Text segment.
[Start of Attachment]

It is important to recognise, however, that suicidal behaviour is not always carried out by people with the intention of ending their own life, but that often it is meant only to express or communicate feelings of despair, hopelessness or anger. For this reason, suicidal behaviour can be divided into three categories. Suicidal ideation, that can range from fleeting thoughts that life is not worth living anymore, to a very certain well-planned strategy for killing oneself, to a very intense delusional preoccupation with ending ones life (Godney et al. , 1989).

Parasuicide refers to behaviour that can vary from manipulative attempts and suicidal gestures, to serious but unsuccessful attempts to kill oneself. This can also be referred to as self-harm ( Kreitman, 1977). The third category is suicide, which Maris (1991) refers to as, “any death that is the direct or indirect result of a positive or negative act accomplished by the victim, knowing or believing the act will produce this result” (p. 215). Little is known about the factors that precipitate or protect against transformations from suicide ideation to parasuicide, and from parasuicide to actual suicide.

[End of Attachment]

Records provided.
[Start of Attachment]

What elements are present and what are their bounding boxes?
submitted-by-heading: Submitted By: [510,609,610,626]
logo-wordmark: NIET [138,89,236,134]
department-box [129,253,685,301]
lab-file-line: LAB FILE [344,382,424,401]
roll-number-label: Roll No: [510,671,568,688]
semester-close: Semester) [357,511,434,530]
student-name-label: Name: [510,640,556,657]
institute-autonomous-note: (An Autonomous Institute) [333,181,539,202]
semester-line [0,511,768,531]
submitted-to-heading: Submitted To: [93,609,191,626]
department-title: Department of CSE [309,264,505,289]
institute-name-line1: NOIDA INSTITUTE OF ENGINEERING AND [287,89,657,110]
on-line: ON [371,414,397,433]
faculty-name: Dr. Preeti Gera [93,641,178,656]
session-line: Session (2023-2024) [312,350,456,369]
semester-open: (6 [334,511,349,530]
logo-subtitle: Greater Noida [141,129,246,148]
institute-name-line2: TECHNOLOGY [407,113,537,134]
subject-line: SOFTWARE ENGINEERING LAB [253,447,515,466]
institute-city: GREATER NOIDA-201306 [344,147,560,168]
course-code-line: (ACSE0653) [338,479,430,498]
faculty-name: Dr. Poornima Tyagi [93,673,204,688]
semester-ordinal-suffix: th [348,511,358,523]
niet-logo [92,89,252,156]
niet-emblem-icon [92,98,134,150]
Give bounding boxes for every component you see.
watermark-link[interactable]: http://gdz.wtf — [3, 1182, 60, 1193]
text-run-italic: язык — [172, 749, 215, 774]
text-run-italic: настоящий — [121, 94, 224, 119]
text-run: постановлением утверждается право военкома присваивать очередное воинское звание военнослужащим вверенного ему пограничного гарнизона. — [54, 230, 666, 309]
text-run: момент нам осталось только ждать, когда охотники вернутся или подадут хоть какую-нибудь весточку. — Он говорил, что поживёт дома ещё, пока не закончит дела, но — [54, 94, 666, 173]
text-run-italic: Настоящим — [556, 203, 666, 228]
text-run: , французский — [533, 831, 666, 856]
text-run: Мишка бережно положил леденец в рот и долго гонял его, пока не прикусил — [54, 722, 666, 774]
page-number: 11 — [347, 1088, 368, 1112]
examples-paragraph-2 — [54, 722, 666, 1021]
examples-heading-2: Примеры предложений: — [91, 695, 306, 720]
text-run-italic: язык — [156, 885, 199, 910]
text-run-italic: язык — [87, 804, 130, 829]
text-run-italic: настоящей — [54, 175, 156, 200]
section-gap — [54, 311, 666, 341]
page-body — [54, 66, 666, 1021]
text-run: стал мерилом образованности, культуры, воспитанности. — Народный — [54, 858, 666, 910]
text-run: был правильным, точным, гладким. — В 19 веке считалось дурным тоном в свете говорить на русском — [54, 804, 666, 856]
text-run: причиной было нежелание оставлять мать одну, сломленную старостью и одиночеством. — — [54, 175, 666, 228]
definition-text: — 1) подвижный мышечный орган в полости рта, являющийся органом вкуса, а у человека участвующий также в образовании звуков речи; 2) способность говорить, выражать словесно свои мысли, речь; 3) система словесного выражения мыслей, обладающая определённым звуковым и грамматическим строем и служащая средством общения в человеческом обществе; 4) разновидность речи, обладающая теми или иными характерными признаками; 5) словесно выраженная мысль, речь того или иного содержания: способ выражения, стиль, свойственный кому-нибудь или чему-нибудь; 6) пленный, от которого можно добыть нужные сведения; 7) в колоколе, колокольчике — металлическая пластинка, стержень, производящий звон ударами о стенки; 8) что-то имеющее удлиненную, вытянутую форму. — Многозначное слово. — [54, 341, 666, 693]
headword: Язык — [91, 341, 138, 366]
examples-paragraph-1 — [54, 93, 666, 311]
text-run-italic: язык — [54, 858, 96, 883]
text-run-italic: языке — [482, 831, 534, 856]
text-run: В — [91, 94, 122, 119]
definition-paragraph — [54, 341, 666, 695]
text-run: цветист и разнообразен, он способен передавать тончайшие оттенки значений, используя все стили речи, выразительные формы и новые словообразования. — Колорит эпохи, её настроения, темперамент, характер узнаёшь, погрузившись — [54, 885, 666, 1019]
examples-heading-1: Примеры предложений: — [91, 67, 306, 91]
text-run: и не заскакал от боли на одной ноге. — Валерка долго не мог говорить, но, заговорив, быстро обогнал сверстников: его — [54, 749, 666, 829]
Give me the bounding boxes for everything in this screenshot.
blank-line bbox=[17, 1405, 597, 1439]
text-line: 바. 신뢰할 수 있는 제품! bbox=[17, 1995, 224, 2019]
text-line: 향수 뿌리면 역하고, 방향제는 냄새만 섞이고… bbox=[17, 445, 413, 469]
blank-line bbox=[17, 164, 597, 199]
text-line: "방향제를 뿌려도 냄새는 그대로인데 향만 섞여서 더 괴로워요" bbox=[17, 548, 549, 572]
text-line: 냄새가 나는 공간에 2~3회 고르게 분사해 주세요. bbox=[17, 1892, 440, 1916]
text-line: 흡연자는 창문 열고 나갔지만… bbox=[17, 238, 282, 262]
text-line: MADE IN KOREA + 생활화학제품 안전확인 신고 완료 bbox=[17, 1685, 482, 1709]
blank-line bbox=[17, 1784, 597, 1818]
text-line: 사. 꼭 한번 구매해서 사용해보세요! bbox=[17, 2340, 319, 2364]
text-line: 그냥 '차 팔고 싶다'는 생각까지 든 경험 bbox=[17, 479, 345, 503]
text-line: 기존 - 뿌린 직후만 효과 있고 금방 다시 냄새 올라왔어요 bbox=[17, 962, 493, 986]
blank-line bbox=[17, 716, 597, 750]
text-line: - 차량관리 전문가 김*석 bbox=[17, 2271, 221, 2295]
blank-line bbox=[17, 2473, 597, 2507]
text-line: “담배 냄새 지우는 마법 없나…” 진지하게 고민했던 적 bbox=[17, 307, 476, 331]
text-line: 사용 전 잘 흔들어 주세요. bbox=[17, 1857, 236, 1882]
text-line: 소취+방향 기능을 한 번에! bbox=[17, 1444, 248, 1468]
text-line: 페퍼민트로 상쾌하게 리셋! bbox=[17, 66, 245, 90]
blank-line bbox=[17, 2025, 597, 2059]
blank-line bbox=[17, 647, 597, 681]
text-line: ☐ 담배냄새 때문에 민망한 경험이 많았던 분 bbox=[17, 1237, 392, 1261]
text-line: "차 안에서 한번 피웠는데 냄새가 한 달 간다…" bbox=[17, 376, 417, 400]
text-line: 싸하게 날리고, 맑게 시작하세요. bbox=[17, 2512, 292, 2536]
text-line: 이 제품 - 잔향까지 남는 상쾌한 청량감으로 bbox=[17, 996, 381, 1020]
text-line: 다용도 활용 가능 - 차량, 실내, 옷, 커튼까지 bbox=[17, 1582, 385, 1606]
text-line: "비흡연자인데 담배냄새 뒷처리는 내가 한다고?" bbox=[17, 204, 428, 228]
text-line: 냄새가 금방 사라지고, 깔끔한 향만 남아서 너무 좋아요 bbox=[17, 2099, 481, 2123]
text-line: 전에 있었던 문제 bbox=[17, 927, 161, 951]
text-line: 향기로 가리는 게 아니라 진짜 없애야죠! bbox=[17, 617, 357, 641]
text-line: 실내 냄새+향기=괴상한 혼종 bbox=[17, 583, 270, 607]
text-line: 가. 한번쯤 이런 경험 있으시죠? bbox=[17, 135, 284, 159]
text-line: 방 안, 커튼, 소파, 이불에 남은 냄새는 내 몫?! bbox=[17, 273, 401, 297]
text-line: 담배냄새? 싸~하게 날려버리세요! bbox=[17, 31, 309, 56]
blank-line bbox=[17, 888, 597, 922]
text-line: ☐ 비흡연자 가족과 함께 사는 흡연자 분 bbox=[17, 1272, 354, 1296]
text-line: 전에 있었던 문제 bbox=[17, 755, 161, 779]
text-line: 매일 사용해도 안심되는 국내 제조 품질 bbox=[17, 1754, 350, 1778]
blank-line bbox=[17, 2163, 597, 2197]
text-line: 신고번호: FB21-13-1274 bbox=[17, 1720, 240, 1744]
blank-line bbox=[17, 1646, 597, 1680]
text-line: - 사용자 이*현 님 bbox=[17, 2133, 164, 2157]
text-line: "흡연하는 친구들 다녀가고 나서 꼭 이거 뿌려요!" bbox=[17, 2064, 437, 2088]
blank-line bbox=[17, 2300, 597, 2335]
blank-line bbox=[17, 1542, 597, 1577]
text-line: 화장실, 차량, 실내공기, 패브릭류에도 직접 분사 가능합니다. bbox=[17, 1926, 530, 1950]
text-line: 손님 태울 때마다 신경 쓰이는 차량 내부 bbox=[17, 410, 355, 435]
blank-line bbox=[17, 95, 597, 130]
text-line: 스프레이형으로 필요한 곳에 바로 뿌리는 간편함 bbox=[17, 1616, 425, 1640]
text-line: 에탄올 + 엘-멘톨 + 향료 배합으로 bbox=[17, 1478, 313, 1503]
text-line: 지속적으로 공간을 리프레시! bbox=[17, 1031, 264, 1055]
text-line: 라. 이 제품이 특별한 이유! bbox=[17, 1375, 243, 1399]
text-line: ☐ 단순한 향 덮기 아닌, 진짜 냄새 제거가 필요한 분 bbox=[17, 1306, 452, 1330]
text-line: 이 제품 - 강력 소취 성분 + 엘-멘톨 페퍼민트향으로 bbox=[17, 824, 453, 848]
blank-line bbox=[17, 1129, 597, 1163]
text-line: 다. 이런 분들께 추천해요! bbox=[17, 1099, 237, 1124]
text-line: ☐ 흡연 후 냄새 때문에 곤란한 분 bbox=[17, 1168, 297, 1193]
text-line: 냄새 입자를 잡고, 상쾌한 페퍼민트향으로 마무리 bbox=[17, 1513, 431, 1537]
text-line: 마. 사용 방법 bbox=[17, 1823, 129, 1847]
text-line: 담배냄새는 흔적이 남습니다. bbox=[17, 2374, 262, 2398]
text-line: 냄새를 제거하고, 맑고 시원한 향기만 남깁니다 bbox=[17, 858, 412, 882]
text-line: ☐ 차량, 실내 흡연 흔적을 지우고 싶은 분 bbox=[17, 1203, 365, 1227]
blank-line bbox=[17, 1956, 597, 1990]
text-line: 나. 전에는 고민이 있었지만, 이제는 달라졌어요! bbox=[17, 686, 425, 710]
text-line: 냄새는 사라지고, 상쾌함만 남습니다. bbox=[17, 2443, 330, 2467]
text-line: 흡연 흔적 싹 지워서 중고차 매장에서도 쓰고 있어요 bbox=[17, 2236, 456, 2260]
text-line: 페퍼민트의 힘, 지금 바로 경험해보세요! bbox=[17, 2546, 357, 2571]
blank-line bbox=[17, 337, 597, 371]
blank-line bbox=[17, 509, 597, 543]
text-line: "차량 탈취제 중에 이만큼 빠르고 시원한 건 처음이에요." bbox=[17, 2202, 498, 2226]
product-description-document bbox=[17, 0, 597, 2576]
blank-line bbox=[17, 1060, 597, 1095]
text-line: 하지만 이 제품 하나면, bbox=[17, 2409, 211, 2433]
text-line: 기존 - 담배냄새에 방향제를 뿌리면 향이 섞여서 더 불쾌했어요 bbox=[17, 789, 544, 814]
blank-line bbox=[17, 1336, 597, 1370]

[End of Attachment]

Check your understanding.
1. Extract from the text on suicidal behavior the stretch from "It is important" through "al. , 1989).".
2. Answer these questions using the text on suicidal behavior:
(a) Into how many categories does it divide suicidal behavior?
(b) What other term does it give for parasuicide?
(c) On what page of Maris (1991) does the quoted definition of suicide appear?

Solutions.
1.
It is important to recognise, however, that suicidal behaviour is not always carried out by people with the intention of ending their own life, but that often it is meant only to express or communicate feelings of despair, hopelessness or anger. For this reason, suicidal behaviour can be divided into three categories. Suicidal ideation, that can range from fleeting thoughts that life is not worth living anymore, to a very certain well-planned strategy for killing oneself, to a very intense delusional preoccupation with ending ones life (Godney et al. , 1989).

2.
(a) Three.
(b) Self-harm.
(c) Page 215.